* **SHORT EXERCISE**
Give the material once more, word for word, without any images.

(Collection entries)

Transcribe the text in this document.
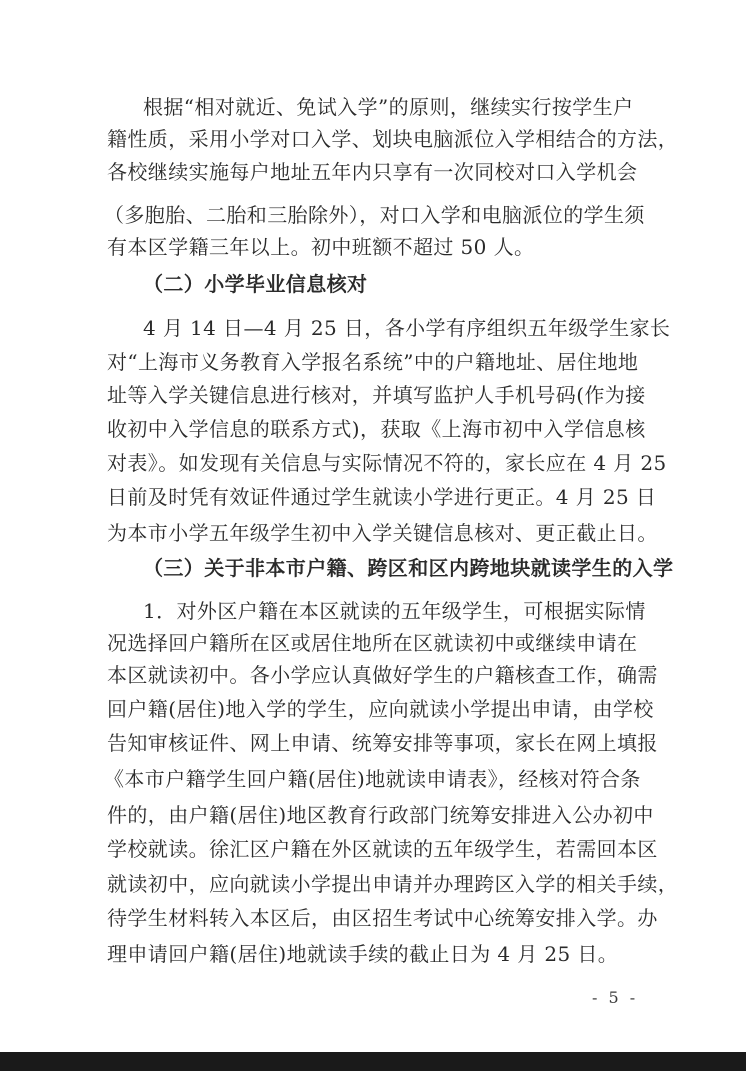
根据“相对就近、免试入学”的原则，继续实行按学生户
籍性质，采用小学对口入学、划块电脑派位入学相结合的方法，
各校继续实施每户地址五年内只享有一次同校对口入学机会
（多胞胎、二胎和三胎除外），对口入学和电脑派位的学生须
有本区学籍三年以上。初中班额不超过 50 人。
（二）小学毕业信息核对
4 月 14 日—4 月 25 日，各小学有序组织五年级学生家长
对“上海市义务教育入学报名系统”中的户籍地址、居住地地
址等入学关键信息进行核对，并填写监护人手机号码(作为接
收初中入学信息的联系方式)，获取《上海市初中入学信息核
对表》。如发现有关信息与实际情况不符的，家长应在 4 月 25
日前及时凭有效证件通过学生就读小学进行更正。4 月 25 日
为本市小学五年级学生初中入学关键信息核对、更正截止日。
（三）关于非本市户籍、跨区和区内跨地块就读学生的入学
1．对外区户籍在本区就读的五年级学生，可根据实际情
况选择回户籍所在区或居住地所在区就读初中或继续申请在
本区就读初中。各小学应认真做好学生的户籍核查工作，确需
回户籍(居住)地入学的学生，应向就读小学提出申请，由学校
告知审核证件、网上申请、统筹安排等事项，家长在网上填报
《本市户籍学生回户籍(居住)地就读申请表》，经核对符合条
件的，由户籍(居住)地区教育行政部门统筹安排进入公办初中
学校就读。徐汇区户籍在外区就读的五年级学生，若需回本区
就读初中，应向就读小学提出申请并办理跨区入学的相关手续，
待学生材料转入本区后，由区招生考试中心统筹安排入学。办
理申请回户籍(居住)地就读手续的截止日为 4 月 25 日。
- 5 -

* **EXERCISE OUTPUT**
Transcribe the text in this document.
根据“相对就近、免试入学”的原则，继续实行按学生户
籍性质，采用小学对口入学、划块电脑派位入学相结合的方法，
各校继续实施每户地址五年内只享有一次同校对口入学机会
（多胞胎、二胎和三胎除外），对口入学和电脑派位的学生须
有本区学籍三年以上。初中班额不超过 50 人。
（二）小学毕业信息核对
4 月 14 日—4 月 25 日，各小学有序组织五年级学生家长
对“上海市义务教育入学报名系统”中的户籍地址、居住地地
址等入学关键信息进行核对，并填写监护人手机号码(作为接
收初中入学信息的联系方式)，获取《上海市初中入学信息核
对表》。如发现有关信息与实际情况不符的，家长应在 4 月 25
日前及时凭有效证件通过学生就读小学进行更正。4 月 25 日
为本市小学五年级学生初中入学关键信息核对、更正截止日。
（三）关于非本市户籍、跨区和区内跨地块就读学生的入学
1．对外区户籍在本区就读的五年级学生，可根据实际情
况选择回户籍所在区或居住地所在区就读初中或继续申请在
本区就读初中。各小学应认真做好学生的户籍核查工作，确需
回户籍(居住)地入学的学生，应向就读小学提出申请，由学校
告知审核证件、网上申请、统筹安排等事项，家长在网上填报
《本市户籍学生回户籍(居住)地就读申请表》，经核对符合条
件的，由户籍(居住)地区教育行政部门统筹安排进入公办初中
学校就读。徐汇区户籍在外区就读的五年级学生，若需回本区
就读初中，应向就读小学提出申请并办理跨区入学的相关手续，
待学生材料转入本区后，由区招生考试中心统筹安排入学。办
理申请回户籍(居住)地就读手续的截止日为 4 月 25 日。
- 5 -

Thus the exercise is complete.